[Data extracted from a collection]
★ ★ ★ ★
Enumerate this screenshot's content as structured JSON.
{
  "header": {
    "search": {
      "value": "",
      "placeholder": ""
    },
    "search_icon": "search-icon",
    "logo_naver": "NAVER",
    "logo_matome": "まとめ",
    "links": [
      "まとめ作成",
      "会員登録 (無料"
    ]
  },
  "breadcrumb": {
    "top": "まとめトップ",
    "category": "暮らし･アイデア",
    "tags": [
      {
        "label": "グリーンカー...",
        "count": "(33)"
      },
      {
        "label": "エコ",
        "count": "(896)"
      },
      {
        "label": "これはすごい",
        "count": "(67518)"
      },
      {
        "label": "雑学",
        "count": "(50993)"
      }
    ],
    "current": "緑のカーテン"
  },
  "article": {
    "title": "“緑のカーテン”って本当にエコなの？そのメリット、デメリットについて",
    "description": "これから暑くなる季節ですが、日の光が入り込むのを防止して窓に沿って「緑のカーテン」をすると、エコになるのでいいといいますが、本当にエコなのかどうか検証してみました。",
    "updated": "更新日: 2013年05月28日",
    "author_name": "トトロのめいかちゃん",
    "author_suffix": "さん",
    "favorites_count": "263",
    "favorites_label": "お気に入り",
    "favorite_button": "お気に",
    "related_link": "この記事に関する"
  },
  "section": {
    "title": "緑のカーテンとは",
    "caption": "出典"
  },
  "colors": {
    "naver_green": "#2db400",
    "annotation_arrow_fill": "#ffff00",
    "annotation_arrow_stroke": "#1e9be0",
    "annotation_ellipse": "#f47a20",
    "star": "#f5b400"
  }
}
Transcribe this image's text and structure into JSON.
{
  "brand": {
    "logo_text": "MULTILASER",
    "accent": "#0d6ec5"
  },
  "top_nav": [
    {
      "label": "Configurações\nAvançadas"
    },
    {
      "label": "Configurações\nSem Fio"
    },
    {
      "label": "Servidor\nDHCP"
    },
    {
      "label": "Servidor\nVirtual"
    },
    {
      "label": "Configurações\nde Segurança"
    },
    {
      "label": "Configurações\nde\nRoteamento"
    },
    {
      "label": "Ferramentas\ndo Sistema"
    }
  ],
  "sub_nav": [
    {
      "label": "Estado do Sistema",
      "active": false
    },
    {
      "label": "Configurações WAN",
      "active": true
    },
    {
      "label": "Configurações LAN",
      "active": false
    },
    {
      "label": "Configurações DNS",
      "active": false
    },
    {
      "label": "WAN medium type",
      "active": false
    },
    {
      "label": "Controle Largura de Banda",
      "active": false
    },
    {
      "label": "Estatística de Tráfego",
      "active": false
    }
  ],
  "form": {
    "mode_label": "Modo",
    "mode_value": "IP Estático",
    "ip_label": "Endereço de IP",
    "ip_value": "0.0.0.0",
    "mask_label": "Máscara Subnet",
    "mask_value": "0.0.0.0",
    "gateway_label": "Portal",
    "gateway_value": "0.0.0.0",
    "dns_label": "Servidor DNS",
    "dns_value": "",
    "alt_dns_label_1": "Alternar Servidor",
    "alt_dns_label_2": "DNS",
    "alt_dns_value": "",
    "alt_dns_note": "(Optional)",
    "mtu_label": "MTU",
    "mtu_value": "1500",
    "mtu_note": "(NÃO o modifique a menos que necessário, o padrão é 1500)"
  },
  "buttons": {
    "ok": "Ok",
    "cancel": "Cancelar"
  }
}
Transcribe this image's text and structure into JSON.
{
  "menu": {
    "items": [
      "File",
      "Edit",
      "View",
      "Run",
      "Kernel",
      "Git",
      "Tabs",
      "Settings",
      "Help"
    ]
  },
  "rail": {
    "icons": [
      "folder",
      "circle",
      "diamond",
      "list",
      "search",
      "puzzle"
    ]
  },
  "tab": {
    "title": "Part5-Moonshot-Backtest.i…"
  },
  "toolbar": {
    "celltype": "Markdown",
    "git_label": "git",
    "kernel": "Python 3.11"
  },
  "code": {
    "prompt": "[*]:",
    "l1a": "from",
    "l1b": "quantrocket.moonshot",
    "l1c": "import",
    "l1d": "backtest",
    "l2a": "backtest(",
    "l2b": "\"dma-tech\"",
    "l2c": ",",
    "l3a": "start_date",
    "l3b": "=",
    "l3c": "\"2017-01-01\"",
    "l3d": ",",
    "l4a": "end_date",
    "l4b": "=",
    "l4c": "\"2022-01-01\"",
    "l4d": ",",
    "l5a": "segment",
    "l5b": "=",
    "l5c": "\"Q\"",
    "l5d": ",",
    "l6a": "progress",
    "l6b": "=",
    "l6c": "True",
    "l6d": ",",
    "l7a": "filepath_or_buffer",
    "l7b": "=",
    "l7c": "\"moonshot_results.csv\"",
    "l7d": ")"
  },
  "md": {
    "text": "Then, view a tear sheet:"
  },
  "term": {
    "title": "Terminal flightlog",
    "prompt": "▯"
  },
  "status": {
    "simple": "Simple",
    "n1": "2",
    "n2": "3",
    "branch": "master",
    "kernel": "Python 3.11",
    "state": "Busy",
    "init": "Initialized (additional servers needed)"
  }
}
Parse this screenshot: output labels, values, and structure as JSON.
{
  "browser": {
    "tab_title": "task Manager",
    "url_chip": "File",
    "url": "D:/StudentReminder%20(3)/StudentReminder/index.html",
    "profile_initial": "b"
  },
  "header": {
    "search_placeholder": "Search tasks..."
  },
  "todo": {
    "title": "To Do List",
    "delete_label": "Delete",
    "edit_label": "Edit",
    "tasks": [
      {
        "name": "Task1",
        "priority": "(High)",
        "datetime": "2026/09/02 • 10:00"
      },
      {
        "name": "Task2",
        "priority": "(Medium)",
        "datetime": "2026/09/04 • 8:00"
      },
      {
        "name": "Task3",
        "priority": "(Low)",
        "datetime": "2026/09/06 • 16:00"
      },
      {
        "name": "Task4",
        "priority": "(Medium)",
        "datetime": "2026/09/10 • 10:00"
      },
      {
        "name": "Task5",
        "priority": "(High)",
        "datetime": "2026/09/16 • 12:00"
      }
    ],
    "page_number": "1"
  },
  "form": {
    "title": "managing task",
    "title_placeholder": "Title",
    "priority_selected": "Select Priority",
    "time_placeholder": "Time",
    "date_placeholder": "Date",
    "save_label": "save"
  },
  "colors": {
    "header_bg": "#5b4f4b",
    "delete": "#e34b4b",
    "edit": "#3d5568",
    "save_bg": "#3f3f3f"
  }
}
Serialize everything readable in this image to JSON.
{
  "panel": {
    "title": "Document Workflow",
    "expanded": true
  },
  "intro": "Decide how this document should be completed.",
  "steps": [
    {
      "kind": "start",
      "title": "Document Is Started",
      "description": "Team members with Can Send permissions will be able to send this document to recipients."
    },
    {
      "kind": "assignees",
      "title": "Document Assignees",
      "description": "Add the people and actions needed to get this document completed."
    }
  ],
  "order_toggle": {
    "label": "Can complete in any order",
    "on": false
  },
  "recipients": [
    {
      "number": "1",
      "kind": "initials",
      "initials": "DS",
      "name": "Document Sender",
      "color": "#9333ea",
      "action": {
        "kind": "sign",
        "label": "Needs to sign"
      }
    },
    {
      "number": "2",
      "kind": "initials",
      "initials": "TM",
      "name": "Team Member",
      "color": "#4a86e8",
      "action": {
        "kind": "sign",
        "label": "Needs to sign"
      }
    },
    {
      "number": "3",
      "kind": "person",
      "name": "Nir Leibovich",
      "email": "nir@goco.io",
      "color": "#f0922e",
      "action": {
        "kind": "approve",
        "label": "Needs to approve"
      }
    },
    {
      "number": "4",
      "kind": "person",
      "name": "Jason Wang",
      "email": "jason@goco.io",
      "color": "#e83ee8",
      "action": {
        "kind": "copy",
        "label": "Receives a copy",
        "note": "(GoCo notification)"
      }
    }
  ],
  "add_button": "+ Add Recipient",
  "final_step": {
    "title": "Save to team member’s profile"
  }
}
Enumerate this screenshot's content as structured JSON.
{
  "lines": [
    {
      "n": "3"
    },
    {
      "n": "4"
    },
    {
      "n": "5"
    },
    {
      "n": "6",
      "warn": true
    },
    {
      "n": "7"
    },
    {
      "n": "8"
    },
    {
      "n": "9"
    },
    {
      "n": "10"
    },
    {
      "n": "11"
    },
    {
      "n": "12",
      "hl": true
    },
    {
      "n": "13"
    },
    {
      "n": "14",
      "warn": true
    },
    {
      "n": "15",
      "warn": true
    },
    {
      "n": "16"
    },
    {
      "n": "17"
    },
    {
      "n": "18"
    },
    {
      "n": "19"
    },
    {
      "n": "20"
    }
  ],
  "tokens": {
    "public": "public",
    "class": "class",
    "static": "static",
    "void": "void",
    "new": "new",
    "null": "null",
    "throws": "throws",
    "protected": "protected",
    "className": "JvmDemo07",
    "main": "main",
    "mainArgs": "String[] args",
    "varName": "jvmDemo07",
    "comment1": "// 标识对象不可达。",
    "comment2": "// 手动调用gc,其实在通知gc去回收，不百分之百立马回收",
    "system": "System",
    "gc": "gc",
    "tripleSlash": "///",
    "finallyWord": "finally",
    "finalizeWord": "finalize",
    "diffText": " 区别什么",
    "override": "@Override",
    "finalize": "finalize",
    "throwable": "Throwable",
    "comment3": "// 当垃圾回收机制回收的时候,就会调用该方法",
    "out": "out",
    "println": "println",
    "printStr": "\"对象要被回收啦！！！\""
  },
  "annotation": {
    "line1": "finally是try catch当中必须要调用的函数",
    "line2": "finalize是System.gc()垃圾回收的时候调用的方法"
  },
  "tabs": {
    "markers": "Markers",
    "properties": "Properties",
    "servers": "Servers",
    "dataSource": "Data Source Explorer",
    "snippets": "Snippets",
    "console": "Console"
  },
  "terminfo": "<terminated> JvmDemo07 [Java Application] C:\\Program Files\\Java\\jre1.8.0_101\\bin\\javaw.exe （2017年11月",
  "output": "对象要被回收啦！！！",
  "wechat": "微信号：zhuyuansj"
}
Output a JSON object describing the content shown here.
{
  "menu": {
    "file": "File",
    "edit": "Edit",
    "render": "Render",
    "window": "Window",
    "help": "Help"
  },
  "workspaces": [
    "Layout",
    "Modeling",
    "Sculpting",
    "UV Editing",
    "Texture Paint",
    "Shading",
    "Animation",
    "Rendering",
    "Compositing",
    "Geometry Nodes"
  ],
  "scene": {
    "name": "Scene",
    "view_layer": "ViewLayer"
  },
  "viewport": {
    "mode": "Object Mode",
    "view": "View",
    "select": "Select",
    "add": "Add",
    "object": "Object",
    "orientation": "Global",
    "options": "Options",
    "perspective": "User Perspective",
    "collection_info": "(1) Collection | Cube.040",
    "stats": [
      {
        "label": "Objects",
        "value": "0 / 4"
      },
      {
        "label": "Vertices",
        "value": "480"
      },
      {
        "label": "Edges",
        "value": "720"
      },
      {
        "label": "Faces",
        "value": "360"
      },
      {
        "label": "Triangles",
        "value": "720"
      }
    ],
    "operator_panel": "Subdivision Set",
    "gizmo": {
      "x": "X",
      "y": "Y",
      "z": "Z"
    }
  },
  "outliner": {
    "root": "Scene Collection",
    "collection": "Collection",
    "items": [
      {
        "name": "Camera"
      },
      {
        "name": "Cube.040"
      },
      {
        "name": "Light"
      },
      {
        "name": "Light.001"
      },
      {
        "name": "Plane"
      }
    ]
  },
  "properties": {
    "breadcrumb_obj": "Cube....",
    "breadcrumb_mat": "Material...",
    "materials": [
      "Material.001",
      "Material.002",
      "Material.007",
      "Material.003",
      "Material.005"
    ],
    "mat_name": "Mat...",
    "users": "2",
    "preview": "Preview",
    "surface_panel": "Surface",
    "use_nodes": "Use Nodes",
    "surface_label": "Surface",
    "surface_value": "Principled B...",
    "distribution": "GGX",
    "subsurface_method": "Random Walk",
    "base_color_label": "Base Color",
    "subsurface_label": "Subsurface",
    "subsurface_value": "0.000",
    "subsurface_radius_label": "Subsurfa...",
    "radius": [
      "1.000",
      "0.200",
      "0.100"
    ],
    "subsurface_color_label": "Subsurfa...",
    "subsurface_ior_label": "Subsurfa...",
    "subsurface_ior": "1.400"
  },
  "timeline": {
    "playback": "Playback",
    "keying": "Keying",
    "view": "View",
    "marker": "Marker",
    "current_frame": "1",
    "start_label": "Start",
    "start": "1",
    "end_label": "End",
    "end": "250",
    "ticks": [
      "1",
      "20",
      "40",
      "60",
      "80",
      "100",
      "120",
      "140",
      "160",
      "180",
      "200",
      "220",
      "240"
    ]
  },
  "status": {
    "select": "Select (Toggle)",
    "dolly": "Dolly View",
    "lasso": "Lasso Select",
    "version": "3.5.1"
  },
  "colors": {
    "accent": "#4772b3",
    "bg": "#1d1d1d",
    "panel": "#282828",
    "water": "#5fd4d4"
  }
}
★ ★ ★ ★
GIVEN REQUEST:
Scan the entries above. Copy each line that has the string "JSON".

TASK RESPONSE:
Enumerate this screenshot's content as structured JSON.
Transcribe this image's text and structure into JSON.
Transcribe this image's text and structure into JSON.
Parse this screenshot: output labels, values, and structure as JSON.
Serialize everything readable in this image to JSON.
Enumerate this screenshot's content as structured JSON.
Output a JSON object describing the content shown here.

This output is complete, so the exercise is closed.